DIRECTIONS
The data must be written out once more, precisely as given.

-- Begin DATA SUPPLIED --

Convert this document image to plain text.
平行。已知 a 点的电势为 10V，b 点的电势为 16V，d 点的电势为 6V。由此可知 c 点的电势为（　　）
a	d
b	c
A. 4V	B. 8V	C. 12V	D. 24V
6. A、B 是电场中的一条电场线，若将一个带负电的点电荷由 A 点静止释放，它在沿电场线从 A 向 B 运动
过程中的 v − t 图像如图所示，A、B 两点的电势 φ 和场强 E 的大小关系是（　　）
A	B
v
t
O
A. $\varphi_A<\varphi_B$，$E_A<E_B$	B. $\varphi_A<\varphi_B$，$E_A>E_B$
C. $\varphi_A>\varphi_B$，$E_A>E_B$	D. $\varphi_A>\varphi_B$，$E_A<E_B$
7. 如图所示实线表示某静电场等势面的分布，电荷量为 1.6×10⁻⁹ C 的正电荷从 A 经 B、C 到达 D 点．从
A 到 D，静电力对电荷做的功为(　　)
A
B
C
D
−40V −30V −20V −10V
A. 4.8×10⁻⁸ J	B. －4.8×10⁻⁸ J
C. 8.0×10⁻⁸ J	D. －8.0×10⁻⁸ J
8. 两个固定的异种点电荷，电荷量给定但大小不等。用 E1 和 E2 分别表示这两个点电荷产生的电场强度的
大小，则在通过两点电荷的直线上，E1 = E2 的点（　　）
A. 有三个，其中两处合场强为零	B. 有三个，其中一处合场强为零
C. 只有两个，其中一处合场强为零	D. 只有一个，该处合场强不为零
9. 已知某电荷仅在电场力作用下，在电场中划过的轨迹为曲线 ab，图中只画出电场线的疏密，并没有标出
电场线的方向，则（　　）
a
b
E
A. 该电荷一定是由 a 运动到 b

-- End DATA SUPPLIED --

WRITTEN RESPONSE
Convert this document image to plain text.
平行。已知 a 点的电势为 10V，b 点的电势为 16V，d 点的电势为 6V。由此可知 c 点的电势为（　　）
a	d
b	c
A. 4V	B. 8V	C. 12V	D. 24V
6. A、B 是电场中的一条电场线，若将一个带负电的点电荷由 A 点静止释放，它在沿电场线从 A 向 B 运动
过程中的 v − t 图像如图所示，A、B 两点的电势 φ 和场强 E 的大小关系是（　　）
A	B
v
t
O
A. $\varphi_A<\varphi_B$，$E_A<E_B$	B. $\varphi_A<\varphi_B$，$E_A>E_B$
C. $\varphi_A>\varphi_B$，$E_A>E_B$	D. $\varphi_A>\varphi_B$，$E_A<E_B$
7. 如图所示实线表示某静电场等势面的分布，电荷量为 1.6×10⁻⁹ C 的正电荷从 A 经 B、C 到达 D 点．从
A 到 D，静电力对电荷做的功为(　　)
A
B
C
D
−40V −30V −20V −10V
A. 4.8×10⁻⁸ J	B. －4.8×10⁻⁸ J
C. 8.0×10⁻⁸ J	D. －8.0×10⁻⁸ J
8. 两个固定的异种点电荷，电荷量给定但大小不等。用 E1 和 E2 分别表示这两个点电荷产生的电场强度的
大小，则在通过两点电荷的直线上，E1 = E2 的点（　　）
A. 有三个，其中两处合场强为零	B. 有三个，其中一处合场强为零
C. 只有两个，其中一处合场强为零	D. 只有一个，该处合场强不为零
9. 已知某电荷仅在电场力作用下，在电场中划过的轨迹为曲线 ab，图中只画出电场线的疏密，并没有标出
电场线的方向，则（　　）
a
b
E
A. 该电荷一定是由 a 运动到 b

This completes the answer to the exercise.